EXERCISE:
Convert every line of the records into a JSON list of strings, one string per line, omitting blank lines.

RECORDS SHOWN:
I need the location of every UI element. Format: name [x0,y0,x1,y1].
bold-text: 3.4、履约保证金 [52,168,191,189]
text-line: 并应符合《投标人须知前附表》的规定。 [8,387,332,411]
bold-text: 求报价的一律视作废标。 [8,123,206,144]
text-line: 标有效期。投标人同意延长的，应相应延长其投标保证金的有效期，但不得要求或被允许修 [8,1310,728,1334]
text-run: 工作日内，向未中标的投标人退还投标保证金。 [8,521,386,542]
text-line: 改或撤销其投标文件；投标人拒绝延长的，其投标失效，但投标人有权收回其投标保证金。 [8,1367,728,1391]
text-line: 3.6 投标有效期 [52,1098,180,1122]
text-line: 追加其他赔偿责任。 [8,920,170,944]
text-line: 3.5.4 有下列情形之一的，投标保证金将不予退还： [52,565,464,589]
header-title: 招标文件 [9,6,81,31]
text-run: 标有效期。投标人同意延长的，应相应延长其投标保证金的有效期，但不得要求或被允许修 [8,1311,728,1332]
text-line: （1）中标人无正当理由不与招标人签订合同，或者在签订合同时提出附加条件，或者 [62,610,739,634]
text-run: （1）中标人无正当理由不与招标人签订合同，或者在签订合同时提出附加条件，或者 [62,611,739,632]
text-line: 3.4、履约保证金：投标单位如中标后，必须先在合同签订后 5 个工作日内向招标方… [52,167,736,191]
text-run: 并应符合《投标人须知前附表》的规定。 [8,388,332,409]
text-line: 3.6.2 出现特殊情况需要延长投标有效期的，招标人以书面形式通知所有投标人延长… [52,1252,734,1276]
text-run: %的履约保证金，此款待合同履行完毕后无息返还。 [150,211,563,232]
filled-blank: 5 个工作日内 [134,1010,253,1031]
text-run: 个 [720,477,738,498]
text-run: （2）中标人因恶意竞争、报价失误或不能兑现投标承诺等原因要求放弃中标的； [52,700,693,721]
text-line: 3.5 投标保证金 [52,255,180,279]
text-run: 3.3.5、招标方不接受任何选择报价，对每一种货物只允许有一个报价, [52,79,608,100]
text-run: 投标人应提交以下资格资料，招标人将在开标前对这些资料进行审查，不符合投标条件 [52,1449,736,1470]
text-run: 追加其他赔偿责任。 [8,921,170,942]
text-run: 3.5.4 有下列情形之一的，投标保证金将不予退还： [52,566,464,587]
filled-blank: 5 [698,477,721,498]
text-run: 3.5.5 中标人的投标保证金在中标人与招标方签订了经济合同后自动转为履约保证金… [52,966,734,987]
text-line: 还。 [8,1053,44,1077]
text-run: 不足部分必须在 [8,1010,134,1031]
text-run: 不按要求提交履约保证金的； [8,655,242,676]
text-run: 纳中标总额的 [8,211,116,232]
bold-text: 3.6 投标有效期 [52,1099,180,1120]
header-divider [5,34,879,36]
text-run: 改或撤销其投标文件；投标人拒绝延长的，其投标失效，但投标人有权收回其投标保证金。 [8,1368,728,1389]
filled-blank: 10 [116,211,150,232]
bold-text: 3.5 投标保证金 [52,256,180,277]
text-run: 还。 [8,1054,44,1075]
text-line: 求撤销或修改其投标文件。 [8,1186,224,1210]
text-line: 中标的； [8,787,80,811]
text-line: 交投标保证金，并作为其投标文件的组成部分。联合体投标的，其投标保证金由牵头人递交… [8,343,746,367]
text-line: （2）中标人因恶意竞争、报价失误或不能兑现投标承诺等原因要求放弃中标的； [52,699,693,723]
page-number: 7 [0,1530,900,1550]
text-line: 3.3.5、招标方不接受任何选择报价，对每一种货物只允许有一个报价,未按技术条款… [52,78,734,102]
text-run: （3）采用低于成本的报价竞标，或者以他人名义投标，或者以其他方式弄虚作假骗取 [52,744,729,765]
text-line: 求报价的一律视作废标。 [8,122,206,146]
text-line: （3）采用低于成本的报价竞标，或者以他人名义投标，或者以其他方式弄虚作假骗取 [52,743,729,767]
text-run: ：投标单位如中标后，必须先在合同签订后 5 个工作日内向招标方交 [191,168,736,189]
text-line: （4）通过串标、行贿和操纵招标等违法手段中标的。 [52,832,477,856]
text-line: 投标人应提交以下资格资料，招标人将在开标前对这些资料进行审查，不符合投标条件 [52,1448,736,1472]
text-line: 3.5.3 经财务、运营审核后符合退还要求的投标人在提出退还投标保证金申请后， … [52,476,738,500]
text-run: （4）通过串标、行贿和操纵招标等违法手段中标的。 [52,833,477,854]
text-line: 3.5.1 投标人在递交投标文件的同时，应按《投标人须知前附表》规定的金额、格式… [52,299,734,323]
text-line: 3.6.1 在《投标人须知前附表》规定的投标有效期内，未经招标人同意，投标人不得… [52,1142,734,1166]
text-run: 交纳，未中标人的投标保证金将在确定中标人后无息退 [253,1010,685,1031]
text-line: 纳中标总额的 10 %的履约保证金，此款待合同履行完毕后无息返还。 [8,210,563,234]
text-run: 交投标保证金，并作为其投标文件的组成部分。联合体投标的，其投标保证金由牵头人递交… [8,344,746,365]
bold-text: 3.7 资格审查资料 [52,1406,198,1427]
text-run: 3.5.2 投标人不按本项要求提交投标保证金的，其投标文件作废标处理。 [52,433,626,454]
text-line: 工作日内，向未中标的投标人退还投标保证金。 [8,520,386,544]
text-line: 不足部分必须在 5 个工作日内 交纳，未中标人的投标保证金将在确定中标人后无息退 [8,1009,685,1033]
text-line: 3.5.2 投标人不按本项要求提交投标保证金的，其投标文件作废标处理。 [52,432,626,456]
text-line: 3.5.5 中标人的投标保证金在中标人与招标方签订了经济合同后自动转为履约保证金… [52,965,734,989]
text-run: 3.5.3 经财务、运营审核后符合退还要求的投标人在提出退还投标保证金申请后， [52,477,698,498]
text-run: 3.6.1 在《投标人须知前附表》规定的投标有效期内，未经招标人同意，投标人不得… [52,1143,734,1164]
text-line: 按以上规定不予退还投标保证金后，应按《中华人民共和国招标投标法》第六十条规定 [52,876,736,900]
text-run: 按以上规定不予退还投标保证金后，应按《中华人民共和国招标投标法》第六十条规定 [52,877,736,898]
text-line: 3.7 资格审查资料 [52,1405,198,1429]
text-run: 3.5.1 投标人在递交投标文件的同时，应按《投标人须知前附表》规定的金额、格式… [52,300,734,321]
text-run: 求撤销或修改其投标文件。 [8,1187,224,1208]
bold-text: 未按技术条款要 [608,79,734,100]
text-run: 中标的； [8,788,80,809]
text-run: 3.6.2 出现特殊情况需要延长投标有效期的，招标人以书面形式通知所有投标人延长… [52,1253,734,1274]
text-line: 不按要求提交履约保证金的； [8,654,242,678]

RESULT BELOW:
[
  "I need the location of every UI element. Format: name [x0,y0,x1,y1].",
  "bold-text: 3.4、履约保证金 [52,168,191,189]",
  "text-line: 并应符合《投标人须知前附表》的规定。 [8,387,332,411]",
  "bold-text: 求报价的一律视作废标。 [8,123,206,144]",
  "text-line: 标有效期。投标人同意延长的，应相应延长其投标保证金的有效期，但不得要求或被允许修 [8,1310,728,1334]",
  "text-run: 工作日内，向未中标的投标人退还投标保证金。 [8,521,386,542]",
  "text-line: 改或撤销其投标文件；投标人拒绝延长的，其投标失效，但投标人有权收回其投标保证金。 [8,1367,728,1391]",
  "text-line: 3.6 投标有效期 [52,1098,180,1122]",
  "text-line: 追加其他赔偿责任。 [8,920,170,944]",
  "text-line: 3.5.4 有下列情形之一的，投标保证金将不予退还： [52,565,464,589]",
  "header-title: 招标文件 [9,6,81,31]",
  "text-run: 标有效期。投标人同意延长的，应相应延长其投标保证金的有效期，但不得要求或被允许修 [8,1311,728,1332]",
  "text-line: （1）中标人无正当理由不与招标人签订合同，或者在签订合同时提出附加条件，或者 [62,610,739,634]",
  "text-run: （1）中标人无正当理由不与招标人签订合同，或者在签订合同时提出附加条件，或者 [62,611,739,632]",
  "text-line: 3.4、履约保证金：投标单位如中标后，必须先在合同签订后 5 个工作日内向招标方… [52,167,736,191]",
  "text-run: 并应符合《投标人须知前附表》的规定。 [8,388,332,409]",
  "text-line: 3.6.2 出现特殊情况需要延长投标有效期的，招标人以书面形式通知所有投标人延长… [52,1252,734,1276]",
  "text-run: %的履约保证金，此款待合同履行完毕后无息返还。 [150,211,563,232]",
  "filled-blank: 5 个工作日内 [134,1010,253,1031]",
  "text-run: 个 [720,477,738,498]",
  "text-run: （2）中标人因恶意竞争、报价失误或不能兑现投标承诺等原因要求放弃中标的； [52,700,693,721]",
  "text-line: 3.5 投标保证金 [52,255,180,279]",
  "text-run: 3.3.5、招标方不接受任何选择报价，对每一种货物只允许有一个报价, [52,79,608,100]",
  "text-run: 投标人应提交以下资格资料，招标人将在开标前对这些资料进行审查，不符合投标条件 [52,1449,736,1470]",
  "text-run: 追加其他赔偿责任。 [8,921,170,942]",
  "text-run: 3.5.4 有下列情形之一的，投标保证金将不予退还： [52,566,464,587]",
  "filled-blank: 5 [698,477,721,498]",
  "text-run: 3.5.5 中标人的投标保证金在中标人与招标方签订了经济合同后自动转为履约保证金… [52,966,734,987]",
  "text-line: 还。 [8,1053,44,1077]",
  "text-run: 不足部分必须在 [8,1010,134,1031]",
  "text-run: 不按要求提交履约保证金的； [8,655,242,676]",
  "text-run: 纳中标总额的 [8,211,116,232]",
  "bold-text: 3.6 投标有效期 [52,1099,180,1120]",
  "header-divider [5,34,879,36]",
  "text-run: 改或撤销其投标文件；投标人拒绝延长的，其投标失效，但投标人有权收回其投标保证金。 [8,1368,728,1389]",
  "filled-blank: 10 [116,211,150,232]",
  "bold-text: 3.5 投标保证金 [52,256,180,277]",
  "text-run: 还。 [8,1054,44,1075]",
  "text-line: 求撤销或修改其投标文件。 [8,1186,224,1210]",
  "text-line: 中标的； [8,787,80,811]",
  "text-line: 交投标保证金，并作为其投标文件的组成部分。联合体投标的，其投标保证金由牵头人递交… [8,343,746,367]",
  "text-line: （2）中标人因恶意竞争、报价失误或不能兑现投标承诺等原因要求放弃中标的； [52,699,693,723]",
  "page-number: 7 [0,1530,900,1550]",
  "text-line: 3.3.5、招标方不接受任何选择报价，对每一种货物只允许有一个报价,未按技术条款… [52,78,734,102]",
  "text-run: （3）采用低于成本的报价竞标，或者以他人名义投标，或者以其他方式弄虚作假骗取 [52,744,729,765]",
  "text-line: 求报价的一律视作废标。 [8,122,206,146]",
  "text-line: （3）采用低于成本的报价竞标，或者以他人名义投标，或者以其他方式弄虚作假骗取 [52,743,729,767]",
  "text-run: ：投标单位如中标后，必须先在合同签订后 5 个工作日内向招标方交 [191,168,736,189]",
  "text-line: （4）通过串标、行贿和操纵招标等违法手段中标的。 [52,832,477,856]",
  "text-line: 投标人应提交以下资格资料，招标人将在开标前对这些资料进行审查，不符合投标条件 [52,1448,736,1472]",
  "text-line: 3.5.3 经财务、运营审核后符合退还要求的投标人在提出退还投标保证金申请后， … [52,476,738,500]",
  "text-run: （4）通过串标、行贿和操纵招标等违法手段中标的。 [52,833,477,854]",
  "text-line: 3.5.1 投标人在递交投标文件的同时，应按《投标人须知前附表》规定的金额、格式… [52,299,734,323]",
  "text-line: 3.6.1 在《投标人须知前附表》规定的投标有效期内，未经招标人同意，投标人不得… [52,1142,734,1166]",
  "text-run: 交纳，未中标人的投标保证金将在确定中标人后无息退 [253,1010,685,1031]",
  "text-line: 纳中标总额的 10 %的履约保证金，此款待合同履行完毕后无息返还。 [8,210,563,234]",
  "text-run: 交投标保证金，并作为其投标文件的组成部分。联合体投标的，其投标保证金由牵头人递交… [8,344,746,365]",
  "bold-text: 3.7 资格审查资料 [52,1406,198,1427]",
  "text-run: 3.5.2 投标人不按本项要求提交投标保证金的，其投标文件作废标处理。 [52,433,626,454]",
  "text-line: 工作日内，向未中标的投标人退还投标保证金。 [8,520,386,544]",
  "text-line: 不足部分必须在 5 个工作日内 交纳，未中标人的投标保证金将在确定中标人后无息退 [8,1009,685,1033]",
  "text-line: 3.5.2 投标人不按本项要求提交投标保证金的，其投标文件作废标处理。 [52,432,626,456]",
  "text-line: 3.5.5 中标人的投标保证金在中标人与招标方签订了经济合同后自动转为履约保证金… [52,965,734,989]",
  "text-run: 3.5.3 经财务、运营审核后符合退还要求的投标人在提出退还投标保证金申请后， [52,477,698,498]",
  "text-run: 3.6.1 在《投标人须知前附表》规定的投标有效期内，未经招标人同意，投标人不得… [52,1143,734,1164]",
  "text-line: 按以上规定不予退还投标保证金后，应按《中华人民共和国招标投标法》第六十条规定 [52,876,736,900]",
  "text-run: 按以上规定不予退还投标保证金后，应按《中华人民共和国招标投标法》第六十条规定 [52,877,736,898]",
  "text-line: 3.7 资格审查资料 [52,1405,198,1429]",
  "text-run: 3.5.1 投标人在递交投标文件的同时，应按《投标人须知前附表》规定的金额、格式… [52,300,734,321]",
  "text-run: 求撤销或修改其投标文件。 [8,1187,224,1208]",
  "bold-text: 未按技术条款要 [608,79,734,100]",
  "text-run: 中标的； [8,788,80,809]",
  "text-run: 3.6.2 出现特殊情况需要延长投标有效期的，招标人以书面形式通知所有投标人延长… [52,1253,734,1274]",
  "text-line: 不按要求提交履约保证金的； [8,654,242,678]"
]